Extracted records:
_____

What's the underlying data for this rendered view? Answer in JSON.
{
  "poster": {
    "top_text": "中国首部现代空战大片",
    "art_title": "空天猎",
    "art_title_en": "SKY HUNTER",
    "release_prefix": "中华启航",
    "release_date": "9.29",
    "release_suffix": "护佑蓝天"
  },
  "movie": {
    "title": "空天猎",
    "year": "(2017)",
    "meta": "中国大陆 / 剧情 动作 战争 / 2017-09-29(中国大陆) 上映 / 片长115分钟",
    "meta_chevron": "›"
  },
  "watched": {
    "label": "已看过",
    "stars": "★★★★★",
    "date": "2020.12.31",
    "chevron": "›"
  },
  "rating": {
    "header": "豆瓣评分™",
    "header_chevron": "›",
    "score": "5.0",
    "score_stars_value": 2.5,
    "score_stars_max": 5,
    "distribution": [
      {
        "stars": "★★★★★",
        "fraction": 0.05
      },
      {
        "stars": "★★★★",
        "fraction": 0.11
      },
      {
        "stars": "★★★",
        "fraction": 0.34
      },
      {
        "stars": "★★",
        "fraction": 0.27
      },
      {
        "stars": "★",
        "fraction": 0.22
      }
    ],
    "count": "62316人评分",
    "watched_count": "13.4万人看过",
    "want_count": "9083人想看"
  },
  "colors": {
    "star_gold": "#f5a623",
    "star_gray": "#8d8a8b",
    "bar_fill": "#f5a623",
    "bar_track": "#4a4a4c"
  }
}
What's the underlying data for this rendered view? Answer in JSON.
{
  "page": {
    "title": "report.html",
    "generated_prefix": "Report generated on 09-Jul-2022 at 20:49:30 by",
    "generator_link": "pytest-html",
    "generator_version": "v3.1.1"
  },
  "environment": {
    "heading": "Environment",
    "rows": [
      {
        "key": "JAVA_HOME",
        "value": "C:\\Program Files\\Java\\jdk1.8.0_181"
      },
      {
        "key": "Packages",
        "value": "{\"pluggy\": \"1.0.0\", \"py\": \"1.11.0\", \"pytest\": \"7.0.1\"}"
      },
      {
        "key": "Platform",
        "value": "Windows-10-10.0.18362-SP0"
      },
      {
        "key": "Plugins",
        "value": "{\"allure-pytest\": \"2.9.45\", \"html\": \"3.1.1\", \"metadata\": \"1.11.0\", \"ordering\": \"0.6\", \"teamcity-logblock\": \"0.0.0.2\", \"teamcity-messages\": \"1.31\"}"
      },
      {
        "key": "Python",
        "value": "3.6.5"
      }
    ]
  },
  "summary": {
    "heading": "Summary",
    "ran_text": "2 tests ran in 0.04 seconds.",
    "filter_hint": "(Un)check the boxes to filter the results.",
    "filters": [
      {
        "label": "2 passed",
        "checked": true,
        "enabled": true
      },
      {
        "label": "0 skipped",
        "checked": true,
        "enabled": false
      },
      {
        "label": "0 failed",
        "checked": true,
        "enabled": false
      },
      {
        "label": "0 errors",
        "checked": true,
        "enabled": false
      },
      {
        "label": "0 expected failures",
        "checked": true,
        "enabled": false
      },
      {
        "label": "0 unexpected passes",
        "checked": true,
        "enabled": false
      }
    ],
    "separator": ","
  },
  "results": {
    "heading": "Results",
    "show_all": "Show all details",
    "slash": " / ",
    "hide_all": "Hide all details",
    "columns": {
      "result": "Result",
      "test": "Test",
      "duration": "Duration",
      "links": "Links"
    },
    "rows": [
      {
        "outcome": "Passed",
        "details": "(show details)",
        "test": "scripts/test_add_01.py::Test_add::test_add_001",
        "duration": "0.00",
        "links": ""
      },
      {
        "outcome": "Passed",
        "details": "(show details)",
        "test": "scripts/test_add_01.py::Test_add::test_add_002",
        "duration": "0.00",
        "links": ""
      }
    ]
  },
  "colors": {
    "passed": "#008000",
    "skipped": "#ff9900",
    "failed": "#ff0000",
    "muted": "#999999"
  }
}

_____

→ **Requirements**
Write the data from above out again, exactly.

→ **Answer to this problem**
What's the underlying data for this rendered view? Answer in JSON.
{
  "poster": {
    "top_text": "中国首部现代空战大片",
    "art_title": "空天猎",
    "art_title_en": "SKY HUNTER",
    "release_prefix": "中华启航",
    "release_date": "9.29",
    "release_suffix": "护佑蓝天"
  },
  "movie": {
    "title": "空天猎",
    "year": "(2017)",
    "meta": "中国大陆 / 剧情 动作 战争 / 2017-09-29(中国大陆) 上映 / 片长115分钟",
    "meta_chevron": "›"
  },
  "watched": {
    "label": "已看过",
    "stars": "★★★★★",
    "date": "2020.12.31",
    "chevron": "›"
  },
  "rating": {
    "header": "豆瓣评分™",
    "header_chevron": "›",
    "score": "5.0",
    "score_stars_value": 2.5,
    "score_stars_max": 5,
    "distribution": [
      {
        "stars": "★★★★★",
        "fraction": 0.05
      },
      {
        "stars": "★★★★",
        "fraction": 0.11
      },
      {
        "stars": "★★★",
        "fraction": 0.34
      },
      {
        "stars": "★★",
        "fraction": 0.27
      },
      {
        "stars": "★",
        "fraction": 0.22
      }
    ],
    "count": "62316人评分",
    "watched_count": "13.4万人看过",
    "want_count": "9083人想看"
  },
  "colors": {
    "star_gold": "#f5a623",
    "star_gray": "#8d8a8b",
    "bar_fill": "#f5a623",
    "bar_track": "#4a4a4c"
  }
}
What's the underlying data for this rendered view? Answer in JSON.
{
  "page": {
    "title": "report.html",
    "generated_prefix": "Report generated on 09-Jul-2022 at 20:49:30 by",
    "generator_link": "pytest-html",
    "generator_version": "v3.1.1"
  },
  "environment": {
    "heading": "Environment",
    "rows": [
      {
        "key": "JAVA_HOME",
        "value": "C:\\Program Files\\Java\\jdk1.8.0_181"
      },
      {
        "key": "Packages",
        "value": "{\"pluggy\": \"1.0.0\", \"py\": \"1.11.0\", \"pytest\": \"7.0.1\"}"
      },
      {
        "key": "Platform",
        "value": "Windows-10-10.0.18362-SP0"
      },
      {
        "key": "Plugins",
        "value": "{\"allure-pytest\": \"2.9.45\", \"html\": \"3.1.1\", \"metadata\": \"1.11.0\", \"ordering\": \"0.6\", \"teamcity-logblock\": \"0.0.0.2\", \"teamcity-messages\": \"1.31\"}"
      },
      {
        "key": "Python",
        "value": "3.6.5"
      }
    ]
  },
  "summary": {
    "heading": "Summary",
    "ran_text": "2 tests ran in 0.04 seconds.",
    "filter_hint": "(Un)check the boxes to filter the results.",
    "filters": [
      {
        "label": "2 passed",
        "checked": true,
        "enabled": true
      },
      {
        "label": "0 skipped",
        "checked": true,
        "enabled": false
      },
      {
        "label": "0 failed",
        "checked": true,
        "enabled": false
      },
      {
        "label": "0 errors",
        "checked": true,
        "enabled": false
      },
      {
        "label": "0 expected failures",
        "checked": true,
        "enabled": false
      },
      {
        "label": "0 unexpected passes",
        "checked": true,
        "enabled": false
      }
    ],
    "separator": ","
  },
  "results": {
    "heading": "Results",
    "show_all": "Show all details",
    "slash": " / ",
    "hide_all": "Hide all details",
    "columns": {
      "result": "Result",
      "test": "Test",
      "duration": "Duration",
      "links": "Links"
    },
    "rows": [
      {
        "outcome": "Passed",
        "details": "(show details)",
        "test": "scripts/test_add_01.py::Test_add::test_add_001",
        "duration": "0.00",
        "links": ""
      },
      {
        "outcome": "Passed",
        "details": "(show details)",
        "test": "scripts/test_add_01.py::Test_add::test_add_002",
        "duration": "0.00",
        "links": ""
      }
    ]
  },
  "colors": {
    "passed": "#008000",
    "skipped": "#ff9900",
    "failed": "#ff0000",
    "muted": "#999999"
  }
}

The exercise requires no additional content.